▶ [DIRECTION] From the entries below, gather every line containing the string "dans".
** start MATERIAL PROVIDED **
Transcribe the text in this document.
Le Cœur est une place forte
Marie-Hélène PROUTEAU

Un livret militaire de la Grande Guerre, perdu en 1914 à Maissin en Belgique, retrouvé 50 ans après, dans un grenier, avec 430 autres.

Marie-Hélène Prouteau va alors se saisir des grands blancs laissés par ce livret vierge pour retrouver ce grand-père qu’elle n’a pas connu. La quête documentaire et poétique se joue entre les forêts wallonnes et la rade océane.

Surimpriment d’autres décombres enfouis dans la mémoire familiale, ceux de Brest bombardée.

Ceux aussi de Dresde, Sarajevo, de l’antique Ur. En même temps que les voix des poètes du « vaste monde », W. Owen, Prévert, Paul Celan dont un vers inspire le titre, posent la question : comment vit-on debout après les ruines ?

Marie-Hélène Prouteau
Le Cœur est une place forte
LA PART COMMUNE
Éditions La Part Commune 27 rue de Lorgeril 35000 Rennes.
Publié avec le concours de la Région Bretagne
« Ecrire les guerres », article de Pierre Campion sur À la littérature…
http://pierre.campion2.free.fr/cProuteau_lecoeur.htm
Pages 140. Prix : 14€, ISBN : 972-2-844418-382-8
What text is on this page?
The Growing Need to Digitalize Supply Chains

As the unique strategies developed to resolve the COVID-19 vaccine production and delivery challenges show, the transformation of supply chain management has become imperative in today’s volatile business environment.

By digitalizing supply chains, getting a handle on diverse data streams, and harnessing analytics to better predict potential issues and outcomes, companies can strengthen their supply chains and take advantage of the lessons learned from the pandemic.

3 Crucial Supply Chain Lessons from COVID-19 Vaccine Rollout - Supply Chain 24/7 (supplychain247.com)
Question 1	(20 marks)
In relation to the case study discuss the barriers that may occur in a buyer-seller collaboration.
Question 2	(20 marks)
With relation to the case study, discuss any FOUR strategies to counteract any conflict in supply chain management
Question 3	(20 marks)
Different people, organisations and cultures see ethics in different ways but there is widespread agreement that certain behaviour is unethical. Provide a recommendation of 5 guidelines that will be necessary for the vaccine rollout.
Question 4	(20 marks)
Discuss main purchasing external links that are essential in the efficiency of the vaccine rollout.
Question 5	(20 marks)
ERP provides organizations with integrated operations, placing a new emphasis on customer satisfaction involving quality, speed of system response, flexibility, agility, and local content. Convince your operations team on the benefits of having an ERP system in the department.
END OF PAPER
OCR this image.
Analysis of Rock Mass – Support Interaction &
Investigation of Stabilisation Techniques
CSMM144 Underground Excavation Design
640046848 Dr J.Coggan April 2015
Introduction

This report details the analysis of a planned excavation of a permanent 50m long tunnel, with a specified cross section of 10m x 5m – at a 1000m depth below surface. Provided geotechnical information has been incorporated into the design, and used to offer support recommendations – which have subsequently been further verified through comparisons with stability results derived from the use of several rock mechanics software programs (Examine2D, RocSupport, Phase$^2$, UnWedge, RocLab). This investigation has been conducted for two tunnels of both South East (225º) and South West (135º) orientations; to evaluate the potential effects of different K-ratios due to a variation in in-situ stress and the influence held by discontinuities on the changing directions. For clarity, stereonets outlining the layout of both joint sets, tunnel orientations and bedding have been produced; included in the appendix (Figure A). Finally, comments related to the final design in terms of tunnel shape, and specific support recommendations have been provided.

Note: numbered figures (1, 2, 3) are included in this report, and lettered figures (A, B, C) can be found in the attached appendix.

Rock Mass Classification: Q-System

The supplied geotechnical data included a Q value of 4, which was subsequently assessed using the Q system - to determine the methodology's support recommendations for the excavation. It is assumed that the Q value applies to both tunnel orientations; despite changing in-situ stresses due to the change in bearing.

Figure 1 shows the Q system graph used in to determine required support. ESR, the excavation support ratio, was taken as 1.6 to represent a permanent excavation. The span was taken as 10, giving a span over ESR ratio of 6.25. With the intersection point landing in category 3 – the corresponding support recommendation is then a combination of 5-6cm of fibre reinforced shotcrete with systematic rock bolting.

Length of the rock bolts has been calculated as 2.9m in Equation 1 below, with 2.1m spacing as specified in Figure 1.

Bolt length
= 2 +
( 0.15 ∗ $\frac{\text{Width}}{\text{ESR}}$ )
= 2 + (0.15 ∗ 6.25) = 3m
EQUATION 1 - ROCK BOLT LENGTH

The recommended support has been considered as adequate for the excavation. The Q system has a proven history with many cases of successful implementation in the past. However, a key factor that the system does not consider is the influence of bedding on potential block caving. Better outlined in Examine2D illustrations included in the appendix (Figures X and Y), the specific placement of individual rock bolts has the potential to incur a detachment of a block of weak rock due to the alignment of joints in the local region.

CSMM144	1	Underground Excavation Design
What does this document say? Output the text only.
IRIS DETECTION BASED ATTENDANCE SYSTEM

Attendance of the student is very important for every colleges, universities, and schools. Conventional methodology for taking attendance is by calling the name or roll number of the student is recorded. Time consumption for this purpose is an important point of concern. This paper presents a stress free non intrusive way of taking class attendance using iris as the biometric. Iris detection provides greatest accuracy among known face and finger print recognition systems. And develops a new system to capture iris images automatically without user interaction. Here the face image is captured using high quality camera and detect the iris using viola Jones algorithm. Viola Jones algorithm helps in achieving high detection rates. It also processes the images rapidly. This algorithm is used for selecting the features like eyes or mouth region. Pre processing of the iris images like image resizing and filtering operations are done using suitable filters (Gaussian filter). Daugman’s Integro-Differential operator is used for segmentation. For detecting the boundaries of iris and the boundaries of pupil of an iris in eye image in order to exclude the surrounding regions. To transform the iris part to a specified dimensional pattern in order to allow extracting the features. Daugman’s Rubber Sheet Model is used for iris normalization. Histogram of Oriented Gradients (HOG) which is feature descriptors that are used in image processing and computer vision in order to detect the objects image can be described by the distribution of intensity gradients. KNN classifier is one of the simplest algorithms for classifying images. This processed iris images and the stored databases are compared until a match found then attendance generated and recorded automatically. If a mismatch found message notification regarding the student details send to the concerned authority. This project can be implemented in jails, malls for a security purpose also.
** end MATERIAL PROVIDED **
▶ [THE COMPLETED TASK]
Un livret militaire de la Grande Guerre, perdu en 1914 à Maissin en Belgique, retrouvé 50 ans après, dans un grenier, avec 430 autres.
Surimpriment d’autres décombres enfouis dans la mémoire familiale, ceux de Brest bombardée.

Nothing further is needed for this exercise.